= Task description =
For each line below that includes the word "this", make a copy.

======== Exercise material ========

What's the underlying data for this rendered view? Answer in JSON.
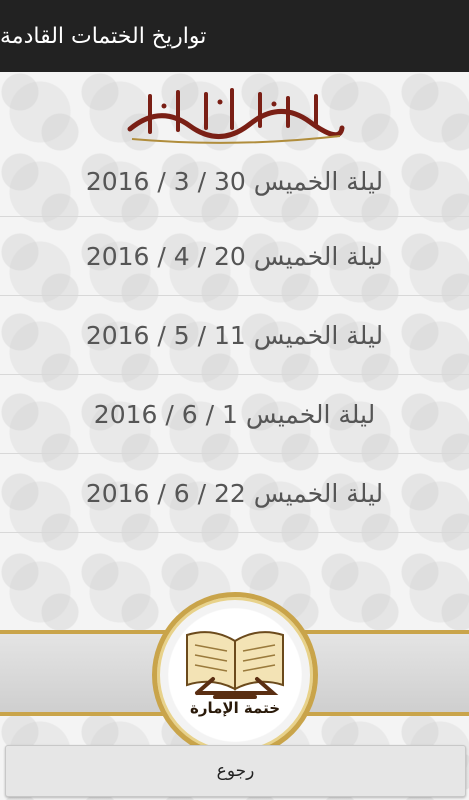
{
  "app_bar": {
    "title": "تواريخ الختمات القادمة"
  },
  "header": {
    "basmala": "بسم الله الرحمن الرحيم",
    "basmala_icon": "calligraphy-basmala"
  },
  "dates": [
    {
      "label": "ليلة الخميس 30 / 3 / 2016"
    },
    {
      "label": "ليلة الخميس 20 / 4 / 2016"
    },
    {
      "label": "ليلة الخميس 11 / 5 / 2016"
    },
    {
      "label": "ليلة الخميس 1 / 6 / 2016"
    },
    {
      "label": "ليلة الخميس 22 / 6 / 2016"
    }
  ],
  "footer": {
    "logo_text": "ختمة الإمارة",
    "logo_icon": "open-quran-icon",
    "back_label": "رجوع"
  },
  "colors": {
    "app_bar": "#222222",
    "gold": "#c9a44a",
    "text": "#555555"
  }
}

========
======== Exercise material ========

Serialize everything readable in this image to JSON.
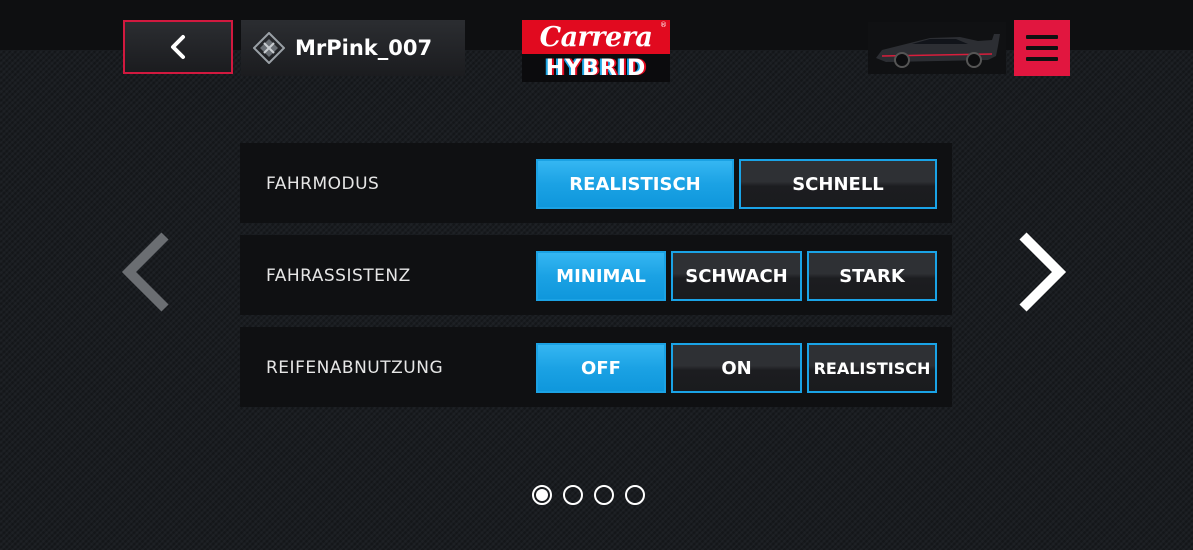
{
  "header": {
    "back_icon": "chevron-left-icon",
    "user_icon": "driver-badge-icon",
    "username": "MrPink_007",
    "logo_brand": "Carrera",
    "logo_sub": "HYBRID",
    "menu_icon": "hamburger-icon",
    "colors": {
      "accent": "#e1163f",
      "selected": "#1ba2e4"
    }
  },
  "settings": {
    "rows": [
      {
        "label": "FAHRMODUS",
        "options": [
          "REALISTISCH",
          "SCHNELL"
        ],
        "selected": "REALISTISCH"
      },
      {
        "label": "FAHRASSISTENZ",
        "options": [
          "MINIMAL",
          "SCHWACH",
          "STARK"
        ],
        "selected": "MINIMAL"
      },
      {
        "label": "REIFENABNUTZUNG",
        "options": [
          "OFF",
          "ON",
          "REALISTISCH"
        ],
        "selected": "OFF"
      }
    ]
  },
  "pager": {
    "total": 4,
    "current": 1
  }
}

========

= Task result =
What's the underlying data for this rendered view? Answer in JSON.
Serialize everything readable in this image to JSON.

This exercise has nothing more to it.